To do: In the data below, find every line that has the string "años", and copy it.

Material to process:
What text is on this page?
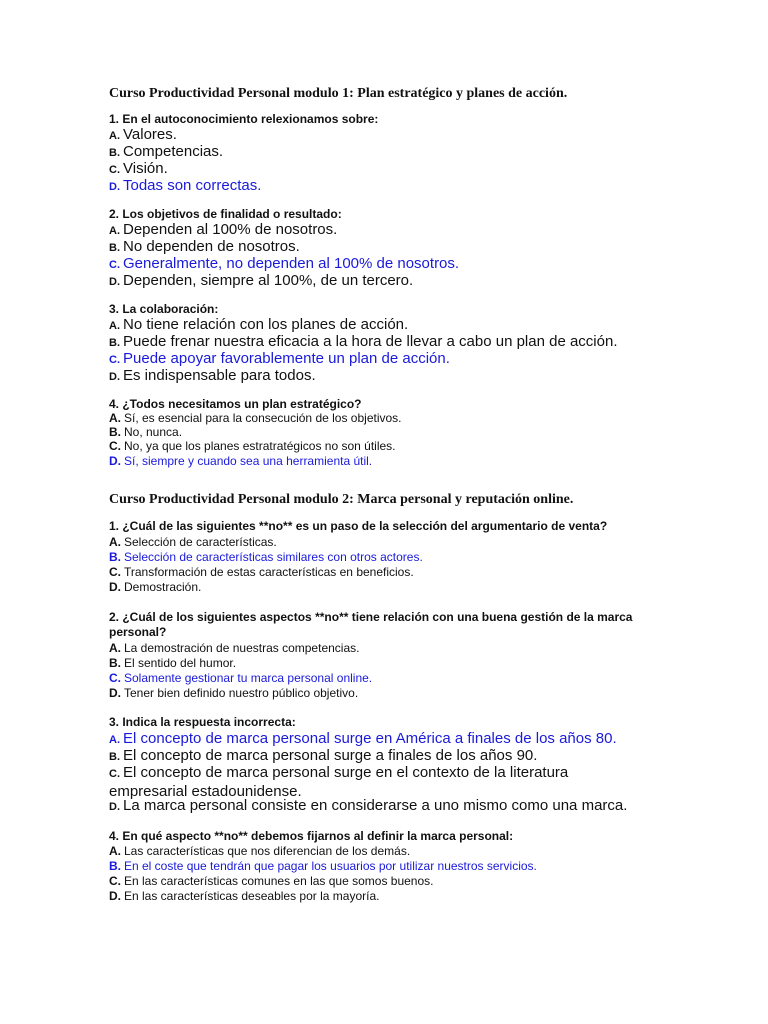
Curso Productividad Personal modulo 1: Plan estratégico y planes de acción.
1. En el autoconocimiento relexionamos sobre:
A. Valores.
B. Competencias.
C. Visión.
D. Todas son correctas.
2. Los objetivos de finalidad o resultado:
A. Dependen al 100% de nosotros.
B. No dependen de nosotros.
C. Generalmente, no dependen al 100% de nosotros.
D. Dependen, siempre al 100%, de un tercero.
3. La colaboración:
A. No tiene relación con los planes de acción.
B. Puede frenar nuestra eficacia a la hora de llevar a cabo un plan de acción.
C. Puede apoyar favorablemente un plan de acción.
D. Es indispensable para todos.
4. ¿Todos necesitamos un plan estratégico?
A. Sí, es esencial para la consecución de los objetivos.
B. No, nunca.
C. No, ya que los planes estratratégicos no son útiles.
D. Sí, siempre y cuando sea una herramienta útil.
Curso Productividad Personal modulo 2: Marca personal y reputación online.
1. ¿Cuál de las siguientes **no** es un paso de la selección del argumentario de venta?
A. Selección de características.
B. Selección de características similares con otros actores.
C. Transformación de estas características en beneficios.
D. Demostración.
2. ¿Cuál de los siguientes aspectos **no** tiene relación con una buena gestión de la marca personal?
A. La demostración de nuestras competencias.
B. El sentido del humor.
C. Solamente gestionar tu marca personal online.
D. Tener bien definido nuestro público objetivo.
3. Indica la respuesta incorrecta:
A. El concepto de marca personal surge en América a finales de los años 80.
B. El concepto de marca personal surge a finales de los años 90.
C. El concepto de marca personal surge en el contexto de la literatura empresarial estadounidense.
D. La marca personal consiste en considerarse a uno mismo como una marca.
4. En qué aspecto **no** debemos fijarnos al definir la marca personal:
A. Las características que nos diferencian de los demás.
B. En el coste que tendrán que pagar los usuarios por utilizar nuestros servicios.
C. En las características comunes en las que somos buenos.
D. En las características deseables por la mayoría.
* * *
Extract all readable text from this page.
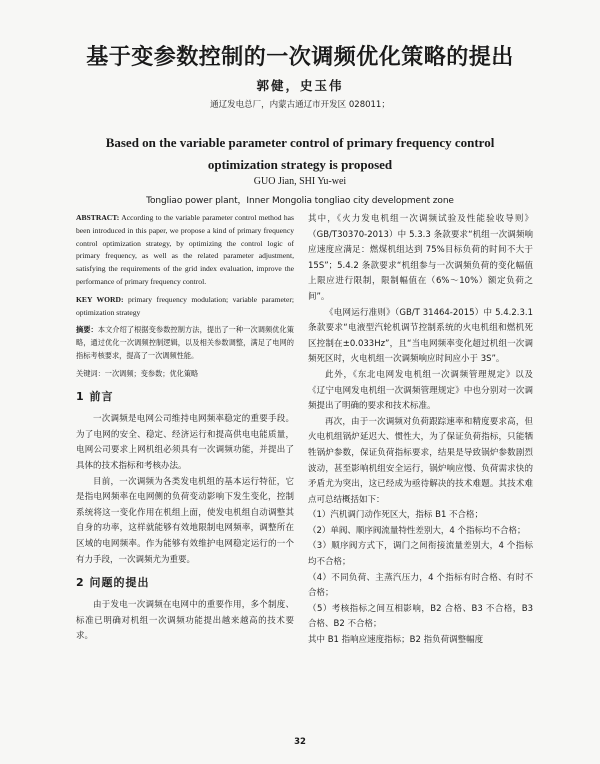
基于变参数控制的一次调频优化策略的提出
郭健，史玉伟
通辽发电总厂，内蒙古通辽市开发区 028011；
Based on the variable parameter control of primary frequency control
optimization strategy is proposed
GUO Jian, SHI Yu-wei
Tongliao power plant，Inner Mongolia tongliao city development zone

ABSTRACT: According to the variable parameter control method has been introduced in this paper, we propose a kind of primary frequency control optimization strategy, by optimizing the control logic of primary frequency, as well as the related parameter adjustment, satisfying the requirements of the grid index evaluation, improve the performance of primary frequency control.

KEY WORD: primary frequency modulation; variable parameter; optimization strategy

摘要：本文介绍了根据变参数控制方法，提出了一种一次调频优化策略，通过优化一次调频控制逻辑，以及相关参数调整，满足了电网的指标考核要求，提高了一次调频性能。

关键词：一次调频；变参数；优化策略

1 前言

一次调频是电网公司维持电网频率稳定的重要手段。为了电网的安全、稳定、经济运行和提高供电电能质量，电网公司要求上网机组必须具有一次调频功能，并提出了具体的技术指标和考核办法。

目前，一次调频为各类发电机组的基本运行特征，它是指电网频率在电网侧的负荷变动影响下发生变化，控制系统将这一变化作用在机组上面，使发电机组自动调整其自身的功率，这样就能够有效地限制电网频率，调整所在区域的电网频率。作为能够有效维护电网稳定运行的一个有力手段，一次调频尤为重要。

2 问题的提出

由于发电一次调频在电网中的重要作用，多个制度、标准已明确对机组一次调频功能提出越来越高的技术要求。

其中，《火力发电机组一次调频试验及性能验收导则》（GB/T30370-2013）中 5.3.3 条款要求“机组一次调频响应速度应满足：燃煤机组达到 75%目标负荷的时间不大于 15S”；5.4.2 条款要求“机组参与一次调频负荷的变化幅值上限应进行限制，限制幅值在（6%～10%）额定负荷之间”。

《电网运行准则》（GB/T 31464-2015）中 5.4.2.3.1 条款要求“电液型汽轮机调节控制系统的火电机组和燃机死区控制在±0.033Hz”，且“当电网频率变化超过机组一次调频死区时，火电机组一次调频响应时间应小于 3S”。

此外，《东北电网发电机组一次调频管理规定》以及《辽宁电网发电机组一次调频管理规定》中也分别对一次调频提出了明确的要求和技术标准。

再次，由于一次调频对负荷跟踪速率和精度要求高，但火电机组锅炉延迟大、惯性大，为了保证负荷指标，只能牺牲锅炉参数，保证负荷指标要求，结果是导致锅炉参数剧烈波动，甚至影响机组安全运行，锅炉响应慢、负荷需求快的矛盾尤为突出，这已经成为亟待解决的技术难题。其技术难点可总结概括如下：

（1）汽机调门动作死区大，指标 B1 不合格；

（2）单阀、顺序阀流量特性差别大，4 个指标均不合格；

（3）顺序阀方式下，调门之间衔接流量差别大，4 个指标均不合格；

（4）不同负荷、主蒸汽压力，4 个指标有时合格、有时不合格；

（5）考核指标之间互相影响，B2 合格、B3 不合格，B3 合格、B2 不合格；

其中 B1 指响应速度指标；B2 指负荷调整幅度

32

Full solution:
A. El concepto de marca personal surge en América a finales de los años 80.
B. El concepto de marca personal surge a finales de los años 90.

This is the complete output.